_Instructions for the task:_ Gather, from the listing beneath this task, every line holding the string "structured".

------------------------------------

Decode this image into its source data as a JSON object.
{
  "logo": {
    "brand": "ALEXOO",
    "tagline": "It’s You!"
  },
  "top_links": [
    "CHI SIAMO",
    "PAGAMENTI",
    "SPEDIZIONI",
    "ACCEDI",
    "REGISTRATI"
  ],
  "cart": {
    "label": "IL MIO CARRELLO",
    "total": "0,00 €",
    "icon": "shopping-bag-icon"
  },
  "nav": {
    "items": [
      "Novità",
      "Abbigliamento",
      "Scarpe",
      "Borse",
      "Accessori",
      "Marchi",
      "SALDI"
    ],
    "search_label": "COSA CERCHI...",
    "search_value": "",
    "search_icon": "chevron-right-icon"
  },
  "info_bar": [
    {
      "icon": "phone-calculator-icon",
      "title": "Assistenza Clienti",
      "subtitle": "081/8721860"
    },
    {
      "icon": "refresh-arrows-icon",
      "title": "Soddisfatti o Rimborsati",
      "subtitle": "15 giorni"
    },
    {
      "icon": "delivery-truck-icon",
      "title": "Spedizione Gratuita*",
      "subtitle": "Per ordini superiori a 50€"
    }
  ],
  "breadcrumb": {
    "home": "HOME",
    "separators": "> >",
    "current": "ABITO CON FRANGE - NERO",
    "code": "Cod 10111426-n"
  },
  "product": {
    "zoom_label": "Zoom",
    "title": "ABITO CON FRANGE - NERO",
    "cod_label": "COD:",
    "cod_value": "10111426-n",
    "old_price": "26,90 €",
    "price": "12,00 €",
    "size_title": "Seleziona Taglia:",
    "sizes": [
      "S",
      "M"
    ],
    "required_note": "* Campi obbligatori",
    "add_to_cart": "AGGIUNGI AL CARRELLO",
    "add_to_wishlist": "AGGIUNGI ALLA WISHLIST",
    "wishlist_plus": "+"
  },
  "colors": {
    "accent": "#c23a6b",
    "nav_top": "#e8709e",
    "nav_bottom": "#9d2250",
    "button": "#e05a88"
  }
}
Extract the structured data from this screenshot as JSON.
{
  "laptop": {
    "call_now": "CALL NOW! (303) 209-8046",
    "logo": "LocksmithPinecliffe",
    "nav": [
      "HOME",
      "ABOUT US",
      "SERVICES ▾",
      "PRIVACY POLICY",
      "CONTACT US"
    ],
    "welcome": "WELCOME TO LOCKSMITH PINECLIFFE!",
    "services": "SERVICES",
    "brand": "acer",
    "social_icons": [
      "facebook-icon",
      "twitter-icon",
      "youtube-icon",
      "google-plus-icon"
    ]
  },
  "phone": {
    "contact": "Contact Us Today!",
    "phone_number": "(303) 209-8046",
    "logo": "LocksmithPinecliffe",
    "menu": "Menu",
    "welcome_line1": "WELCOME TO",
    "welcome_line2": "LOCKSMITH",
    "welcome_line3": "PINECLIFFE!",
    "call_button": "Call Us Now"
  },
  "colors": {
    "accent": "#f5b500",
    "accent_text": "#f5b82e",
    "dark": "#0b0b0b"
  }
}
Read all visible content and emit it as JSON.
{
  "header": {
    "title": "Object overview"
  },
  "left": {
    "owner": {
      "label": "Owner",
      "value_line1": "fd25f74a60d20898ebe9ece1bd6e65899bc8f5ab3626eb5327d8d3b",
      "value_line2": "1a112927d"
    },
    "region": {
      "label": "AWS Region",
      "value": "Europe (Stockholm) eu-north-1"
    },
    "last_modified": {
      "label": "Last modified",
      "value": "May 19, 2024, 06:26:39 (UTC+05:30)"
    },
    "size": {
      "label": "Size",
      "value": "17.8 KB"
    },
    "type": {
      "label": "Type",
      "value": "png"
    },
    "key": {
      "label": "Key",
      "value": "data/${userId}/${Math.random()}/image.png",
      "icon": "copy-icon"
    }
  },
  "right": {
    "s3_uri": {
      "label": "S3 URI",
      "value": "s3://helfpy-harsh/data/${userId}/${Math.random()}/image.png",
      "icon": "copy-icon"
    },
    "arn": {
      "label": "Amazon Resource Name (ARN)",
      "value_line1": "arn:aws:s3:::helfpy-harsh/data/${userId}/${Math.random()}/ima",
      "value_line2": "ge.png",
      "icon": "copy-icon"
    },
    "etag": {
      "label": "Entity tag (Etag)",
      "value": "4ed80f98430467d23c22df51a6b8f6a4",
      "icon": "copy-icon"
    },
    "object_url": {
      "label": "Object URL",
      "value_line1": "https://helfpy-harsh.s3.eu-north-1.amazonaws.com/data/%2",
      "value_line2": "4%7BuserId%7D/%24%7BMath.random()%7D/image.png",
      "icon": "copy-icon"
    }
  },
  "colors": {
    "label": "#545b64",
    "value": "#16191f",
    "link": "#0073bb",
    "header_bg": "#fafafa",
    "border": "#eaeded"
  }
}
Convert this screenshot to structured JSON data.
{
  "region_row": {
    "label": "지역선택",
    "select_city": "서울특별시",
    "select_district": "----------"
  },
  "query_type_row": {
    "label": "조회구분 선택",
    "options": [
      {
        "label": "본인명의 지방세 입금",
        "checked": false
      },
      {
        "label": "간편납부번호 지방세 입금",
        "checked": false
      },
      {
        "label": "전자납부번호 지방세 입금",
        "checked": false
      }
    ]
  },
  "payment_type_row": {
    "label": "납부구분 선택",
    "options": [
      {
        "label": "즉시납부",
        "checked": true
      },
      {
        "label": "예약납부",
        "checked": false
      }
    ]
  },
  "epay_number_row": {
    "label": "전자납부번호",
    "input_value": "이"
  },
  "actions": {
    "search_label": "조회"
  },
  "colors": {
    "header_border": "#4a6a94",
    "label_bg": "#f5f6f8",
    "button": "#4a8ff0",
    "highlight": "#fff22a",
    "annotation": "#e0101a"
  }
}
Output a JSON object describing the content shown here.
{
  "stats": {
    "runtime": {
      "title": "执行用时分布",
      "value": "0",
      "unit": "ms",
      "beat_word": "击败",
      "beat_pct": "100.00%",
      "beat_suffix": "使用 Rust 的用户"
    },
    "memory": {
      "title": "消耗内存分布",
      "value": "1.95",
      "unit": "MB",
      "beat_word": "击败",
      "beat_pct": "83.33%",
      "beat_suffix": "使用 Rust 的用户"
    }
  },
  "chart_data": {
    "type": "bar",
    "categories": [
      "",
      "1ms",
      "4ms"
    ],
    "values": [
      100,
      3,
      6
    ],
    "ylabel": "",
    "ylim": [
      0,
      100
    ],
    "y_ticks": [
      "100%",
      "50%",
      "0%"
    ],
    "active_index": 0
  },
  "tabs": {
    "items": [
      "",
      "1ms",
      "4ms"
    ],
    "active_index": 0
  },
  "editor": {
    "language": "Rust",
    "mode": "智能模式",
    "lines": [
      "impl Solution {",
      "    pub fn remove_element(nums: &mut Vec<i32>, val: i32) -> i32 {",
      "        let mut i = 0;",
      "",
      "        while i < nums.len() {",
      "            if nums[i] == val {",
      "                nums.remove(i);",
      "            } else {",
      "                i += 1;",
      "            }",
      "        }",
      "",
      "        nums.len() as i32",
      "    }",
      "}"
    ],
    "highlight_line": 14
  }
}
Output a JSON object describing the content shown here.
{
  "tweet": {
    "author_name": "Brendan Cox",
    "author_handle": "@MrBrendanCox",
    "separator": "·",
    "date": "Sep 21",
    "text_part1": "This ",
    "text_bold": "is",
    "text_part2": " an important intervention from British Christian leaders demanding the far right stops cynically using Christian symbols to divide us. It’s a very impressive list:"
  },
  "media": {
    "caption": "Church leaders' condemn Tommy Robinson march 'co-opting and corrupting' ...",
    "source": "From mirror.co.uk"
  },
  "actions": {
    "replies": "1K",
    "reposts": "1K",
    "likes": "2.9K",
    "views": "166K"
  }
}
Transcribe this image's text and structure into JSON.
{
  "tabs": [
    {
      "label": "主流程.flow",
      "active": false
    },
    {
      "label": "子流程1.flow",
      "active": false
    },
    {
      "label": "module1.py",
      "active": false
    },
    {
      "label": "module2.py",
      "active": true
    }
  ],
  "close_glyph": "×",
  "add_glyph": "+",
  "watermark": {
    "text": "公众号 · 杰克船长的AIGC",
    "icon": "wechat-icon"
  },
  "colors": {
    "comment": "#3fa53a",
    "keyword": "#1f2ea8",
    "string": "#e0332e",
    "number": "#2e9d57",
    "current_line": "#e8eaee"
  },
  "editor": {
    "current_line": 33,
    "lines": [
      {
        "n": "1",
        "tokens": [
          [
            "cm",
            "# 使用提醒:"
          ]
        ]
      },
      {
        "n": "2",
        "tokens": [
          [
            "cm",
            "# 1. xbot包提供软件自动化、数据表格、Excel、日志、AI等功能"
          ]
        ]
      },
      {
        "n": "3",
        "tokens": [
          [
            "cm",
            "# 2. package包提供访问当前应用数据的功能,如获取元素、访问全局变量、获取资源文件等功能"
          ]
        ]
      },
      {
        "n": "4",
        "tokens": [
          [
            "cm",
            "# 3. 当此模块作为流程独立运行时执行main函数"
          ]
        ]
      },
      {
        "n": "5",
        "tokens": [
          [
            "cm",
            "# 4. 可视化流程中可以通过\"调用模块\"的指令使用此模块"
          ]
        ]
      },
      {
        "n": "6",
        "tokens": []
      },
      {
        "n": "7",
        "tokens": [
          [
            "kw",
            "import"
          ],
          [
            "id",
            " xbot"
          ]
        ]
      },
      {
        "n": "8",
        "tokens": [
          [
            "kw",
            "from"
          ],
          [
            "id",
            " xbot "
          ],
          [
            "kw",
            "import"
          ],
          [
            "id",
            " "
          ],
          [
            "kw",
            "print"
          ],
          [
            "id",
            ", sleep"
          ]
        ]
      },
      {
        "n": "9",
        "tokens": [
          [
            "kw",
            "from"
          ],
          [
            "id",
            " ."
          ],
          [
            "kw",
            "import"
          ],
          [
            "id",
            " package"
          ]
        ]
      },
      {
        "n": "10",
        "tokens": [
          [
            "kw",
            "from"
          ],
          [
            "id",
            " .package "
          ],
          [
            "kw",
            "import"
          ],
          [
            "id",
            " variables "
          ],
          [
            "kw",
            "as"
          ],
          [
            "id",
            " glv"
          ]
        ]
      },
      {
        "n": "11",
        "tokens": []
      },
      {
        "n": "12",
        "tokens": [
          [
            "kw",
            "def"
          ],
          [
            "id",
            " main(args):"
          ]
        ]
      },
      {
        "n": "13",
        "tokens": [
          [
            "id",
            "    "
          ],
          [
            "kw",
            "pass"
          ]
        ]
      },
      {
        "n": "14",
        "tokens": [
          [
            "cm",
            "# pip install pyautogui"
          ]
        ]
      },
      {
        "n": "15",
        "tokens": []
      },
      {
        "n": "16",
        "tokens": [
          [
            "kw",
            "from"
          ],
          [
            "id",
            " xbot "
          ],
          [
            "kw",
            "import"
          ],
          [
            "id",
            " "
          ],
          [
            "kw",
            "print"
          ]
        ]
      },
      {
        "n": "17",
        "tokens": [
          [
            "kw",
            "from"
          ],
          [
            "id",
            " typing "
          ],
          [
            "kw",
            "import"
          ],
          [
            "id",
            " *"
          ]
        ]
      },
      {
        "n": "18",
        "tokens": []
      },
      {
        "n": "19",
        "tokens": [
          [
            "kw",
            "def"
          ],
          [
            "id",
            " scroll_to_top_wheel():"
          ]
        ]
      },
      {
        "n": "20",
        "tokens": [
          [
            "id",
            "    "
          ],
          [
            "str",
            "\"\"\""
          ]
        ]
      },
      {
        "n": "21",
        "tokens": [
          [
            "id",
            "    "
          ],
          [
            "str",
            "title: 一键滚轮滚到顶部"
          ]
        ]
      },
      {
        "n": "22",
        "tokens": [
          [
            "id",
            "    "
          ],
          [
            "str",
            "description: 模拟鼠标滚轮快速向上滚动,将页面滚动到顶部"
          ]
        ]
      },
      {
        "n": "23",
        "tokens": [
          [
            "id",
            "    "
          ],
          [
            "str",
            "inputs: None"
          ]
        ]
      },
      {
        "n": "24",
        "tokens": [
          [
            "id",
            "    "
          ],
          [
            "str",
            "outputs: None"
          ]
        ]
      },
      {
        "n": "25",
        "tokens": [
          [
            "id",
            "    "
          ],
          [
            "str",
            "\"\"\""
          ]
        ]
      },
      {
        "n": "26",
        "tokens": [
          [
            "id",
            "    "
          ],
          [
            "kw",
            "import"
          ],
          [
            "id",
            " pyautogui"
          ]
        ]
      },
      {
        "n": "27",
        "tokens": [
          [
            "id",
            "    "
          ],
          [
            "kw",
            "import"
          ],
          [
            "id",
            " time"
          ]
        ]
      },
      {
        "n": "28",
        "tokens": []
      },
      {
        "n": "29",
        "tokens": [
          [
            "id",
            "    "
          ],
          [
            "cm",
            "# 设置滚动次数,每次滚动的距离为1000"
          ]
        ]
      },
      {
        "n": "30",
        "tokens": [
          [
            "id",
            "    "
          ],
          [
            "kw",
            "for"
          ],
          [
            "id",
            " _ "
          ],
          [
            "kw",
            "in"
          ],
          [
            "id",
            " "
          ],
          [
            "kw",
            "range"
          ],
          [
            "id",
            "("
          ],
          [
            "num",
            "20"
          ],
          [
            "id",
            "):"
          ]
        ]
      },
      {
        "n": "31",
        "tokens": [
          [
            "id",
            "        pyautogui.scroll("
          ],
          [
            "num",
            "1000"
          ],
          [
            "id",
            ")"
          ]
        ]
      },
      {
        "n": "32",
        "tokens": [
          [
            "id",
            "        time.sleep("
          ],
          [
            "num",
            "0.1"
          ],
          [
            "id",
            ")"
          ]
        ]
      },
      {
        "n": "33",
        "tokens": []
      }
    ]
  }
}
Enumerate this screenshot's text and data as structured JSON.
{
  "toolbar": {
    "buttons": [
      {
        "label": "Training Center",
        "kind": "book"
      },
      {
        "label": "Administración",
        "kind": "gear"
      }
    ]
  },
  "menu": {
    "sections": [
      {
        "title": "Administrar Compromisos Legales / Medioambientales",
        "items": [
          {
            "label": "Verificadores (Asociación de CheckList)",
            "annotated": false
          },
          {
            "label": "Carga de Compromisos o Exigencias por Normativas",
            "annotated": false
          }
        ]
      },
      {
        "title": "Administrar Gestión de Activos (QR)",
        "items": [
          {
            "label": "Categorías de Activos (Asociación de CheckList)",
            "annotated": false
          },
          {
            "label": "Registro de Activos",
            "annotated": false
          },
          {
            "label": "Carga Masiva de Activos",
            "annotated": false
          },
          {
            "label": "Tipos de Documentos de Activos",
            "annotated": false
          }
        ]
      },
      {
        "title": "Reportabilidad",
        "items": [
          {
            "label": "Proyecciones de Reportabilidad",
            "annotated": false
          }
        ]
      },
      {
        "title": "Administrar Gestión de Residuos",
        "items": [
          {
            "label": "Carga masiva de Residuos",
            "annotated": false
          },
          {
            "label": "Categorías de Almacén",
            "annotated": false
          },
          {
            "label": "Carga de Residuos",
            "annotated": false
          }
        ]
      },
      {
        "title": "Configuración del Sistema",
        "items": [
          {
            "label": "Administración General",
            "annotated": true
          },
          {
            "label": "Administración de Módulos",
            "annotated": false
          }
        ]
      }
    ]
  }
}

------------------------------------

_The response:_
Extract the structured data from this screenshot as JSON.
Convert this screenshot to structured JSON data.
Enumerate this screenshot's text and data as structured JSON.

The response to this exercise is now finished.